═════ ITEMS ═════
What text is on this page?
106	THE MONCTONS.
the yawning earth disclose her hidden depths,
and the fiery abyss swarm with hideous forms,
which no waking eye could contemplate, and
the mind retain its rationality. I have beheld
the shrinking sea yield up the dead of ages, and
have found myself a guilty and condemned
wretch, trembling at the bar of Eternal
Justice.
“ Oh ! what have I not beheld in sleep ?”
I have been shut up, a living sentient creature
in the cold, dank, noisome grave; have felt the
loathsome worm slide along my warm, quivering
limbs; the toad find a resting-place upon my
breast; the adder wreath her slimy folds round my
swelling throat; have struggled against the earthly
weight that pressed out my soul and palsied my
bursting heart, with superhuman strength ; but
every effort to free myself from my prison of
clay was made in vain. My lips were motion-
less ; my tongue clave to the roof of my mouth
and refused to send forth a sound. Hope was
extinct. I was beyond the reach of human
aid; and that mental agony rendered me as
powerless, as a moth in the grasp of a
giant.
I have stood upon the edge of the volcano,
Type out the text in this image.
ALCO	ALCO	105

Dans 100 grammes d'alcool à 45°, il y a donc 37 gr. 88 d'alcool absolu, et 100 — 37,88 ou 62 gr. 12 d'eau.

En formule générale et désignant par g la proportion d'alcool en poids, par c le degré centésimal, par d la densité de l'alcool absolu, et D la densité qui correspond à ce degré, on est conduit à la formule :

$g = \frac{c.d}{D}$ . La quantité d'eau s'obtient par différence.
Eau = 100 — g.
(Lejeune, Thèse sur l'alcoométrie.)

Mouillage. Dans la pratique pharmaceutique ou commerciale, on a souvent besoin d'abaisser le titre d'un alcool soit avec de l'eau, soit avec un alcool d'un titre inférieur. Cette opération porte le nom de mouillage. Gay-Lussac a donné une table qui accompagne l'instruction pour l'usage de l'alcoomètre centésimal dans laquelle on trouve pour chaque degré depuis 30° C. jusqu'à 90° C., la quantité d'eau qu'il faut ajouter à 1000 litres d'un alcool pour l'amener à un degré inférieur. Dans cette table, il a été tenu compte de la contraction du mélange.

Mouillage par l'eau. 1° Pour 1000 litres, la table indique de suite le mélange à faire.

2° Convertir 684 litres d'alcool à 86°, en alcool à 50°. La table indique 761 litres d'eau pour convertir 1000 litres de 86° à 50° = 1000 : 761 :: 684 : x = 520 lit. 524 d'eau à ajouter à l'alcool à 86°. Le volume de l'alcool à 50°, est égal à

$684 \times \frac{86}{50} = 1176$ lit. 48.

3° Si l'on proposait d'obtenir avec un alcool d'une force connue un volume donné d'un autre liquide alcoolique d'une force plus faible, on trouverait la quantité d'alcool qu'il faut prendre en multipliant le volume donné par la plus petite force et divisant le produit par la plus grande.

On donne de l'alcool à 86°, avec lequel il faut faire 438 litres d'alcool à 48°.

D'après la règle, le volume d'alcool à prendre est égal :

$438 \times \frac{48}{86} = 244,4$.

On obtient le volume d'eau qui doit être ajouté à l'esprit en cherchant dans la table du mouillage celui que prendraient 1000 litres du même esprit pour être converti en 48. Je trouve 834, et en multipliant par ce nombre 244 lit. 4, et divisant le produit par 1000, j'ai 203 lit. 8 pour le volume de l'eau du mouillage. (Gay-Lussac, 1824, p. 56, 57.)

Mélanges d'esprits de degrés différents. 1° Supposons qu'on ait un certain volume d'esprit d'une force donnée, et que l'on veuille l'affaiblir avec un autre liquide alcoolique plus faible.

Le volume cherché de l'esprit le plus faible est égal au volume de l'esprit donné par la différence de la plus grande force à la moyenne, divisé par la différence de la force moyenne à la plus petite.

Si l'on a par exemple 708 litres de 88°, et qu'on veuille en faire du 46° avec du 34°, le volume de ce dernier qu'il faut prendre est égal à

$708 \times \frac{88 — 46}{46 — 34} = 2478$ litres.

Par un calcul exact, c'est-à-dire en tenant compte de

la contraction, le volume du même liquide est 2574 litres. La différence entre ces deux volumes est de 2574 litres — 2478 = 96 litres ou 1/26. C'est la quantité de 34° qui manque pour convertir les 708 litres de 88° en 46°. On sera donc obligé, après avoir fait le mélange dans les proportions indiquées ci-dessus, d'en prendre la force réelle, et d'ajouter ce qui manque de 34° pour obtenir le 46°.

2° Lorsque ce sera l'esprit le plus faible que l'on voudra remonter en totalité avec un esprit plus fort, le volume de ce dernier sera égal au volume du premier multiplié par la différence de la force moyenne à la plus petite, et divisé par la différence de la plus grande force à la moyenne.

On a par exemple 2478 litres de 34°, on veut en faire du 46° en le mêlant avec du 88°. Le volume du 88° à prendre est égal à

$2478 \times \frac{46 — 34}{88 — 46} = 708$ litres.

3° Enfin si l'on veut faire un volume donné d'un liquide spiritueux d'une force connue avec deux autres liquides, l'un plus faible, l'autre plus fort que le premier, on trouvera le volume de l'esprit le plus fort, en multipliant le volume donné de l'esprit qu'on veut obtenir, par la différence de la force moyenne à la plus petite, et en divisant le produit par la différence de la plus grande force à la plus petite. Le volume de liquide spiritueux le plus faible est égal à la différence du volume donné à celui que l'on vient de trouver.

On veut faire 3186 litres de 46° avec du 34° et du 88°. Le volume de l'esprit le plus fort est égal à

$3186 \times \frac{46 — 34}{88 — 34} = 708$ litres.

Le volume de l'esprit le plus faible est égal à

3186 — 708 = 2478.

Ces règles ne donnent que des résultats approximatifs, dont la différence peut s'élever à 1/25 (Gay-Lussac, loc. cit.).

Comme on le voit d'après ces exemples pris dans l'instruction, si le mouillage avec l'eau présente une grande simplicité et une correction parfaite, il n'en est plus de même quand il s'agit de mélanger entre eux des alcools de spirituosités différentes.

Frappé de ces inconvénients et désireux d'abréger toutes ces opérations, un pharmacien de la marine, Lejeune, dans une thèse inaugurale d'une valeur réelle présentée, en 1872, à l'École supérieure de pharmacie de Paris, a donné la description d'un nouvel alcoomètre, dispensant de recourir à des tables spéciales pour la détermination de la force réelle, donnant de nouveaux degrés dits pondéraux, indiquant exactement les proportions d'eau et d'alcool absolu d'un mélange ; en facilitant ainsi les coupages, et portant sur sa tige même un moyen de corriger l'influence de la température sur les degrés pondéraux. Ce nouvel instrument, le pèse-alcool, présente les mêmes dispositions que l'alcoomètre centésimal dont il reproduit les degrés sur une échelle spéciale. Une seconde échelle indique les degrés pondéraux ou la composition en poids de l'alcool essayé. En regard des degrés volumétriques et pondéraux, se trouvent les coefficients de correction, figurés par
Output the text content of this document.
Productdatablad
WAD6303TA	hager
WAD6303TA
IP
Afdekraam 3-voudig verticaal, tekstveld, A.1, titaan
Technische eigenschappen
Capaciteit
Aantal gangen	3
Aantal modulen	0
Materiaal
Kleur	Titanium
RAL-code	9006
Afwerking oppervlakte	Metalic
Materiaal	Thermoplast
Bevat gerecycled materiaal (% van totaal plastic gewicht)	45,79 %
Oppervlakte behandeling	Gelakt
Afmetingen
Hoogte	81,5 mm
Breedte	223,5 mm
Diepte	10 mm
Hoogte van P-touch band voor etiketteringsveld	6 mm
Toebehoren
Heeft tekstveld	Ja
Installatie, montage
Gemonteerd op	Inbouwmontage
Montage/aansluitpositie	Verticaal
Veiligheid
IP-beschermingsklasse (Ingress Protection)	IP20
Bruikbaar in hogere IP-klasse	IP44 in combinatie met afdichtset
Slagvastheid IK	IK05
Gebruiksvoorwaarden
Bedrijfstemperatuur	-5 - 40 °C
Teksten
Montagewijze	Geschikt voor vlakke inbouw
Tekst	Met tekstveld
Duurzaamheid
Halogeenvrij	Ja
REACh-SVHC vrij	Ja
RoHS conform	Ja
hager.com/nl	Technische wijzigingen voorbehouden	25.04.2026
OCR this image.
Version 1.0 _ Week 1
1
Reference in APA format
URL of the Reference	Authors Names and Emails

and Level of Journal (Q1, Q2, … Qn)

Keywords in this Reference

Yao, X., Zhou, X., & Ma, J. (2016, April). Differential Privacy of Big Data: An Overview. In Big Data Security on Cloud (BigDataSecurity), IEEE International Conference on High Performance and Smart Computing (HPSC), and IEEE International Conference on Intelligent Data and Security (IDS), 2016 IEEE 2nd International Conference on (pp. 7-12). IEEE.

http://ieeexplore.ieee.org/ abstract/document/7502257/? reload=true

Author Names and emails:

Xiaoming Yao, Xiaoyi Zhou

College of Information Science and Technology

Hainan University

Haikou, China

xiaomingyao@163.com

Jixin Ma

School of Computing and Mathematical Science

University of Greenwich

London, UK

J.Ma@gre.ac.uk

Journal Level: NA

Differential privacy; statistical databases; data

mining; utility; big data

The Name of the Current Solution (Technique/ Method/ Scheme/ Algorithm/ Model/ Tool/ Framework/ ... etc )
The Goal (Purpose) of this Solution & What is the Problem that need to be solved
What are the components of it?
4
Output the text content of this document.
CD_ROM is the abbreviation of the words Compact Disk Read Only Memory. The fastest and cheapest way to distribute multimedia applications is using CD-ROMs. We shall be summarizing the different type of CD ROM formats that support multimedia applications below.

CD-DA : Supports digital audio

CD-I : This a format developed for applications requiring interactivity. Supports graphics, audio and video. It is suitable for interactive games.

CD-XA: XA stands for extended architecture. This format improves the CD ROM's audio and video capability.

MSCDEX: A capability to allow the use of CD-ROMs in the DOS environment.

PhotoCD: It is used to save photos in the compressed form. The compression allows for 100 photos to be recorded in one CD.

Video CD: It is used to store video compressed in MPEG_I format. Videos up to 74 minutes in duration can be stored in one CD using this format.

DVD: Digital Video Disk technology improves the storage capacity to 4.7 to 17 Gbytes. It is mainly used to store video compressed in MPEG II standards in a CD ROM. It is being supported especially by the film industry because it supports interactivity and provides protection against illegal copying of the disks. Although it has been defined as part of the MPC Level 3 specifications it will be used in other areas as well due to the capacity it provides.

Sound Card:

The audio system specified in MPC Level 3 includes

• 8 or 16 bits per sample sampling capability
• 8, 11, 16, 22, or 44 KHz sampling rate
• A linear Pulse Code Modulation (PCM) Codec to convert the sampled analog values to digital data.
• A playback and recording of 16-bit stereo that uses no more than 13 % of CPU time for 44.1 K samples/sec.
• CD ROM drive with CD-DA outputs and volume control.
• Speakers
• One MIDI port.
═════
Select all lines with the word "compressed" from the entries above.

• [ANSWER TO THIS EXERCISE]:
PhotoCD: It is used to save photos in the compressed form. The compression allows for 100 photos to be recorded in one CD.
Video CD: It is used to store video compressed in MPEG_I format. Videos up to 74 minutes in duration can be stored in one CD using this format.
DVD: Digital Video Disk technology improves the storage capacity to 4.7 to 17 Gbytes. It is mainly used to store video compressed in MPEG II standards in a CD ROM. It is being supported especially by the film industry because it supports interactivity and provides protection against illegal copying of the disks. Although it has been defined as part of the MPC Level 3 specifications it will be used in other areas as well due to the capacity it provides.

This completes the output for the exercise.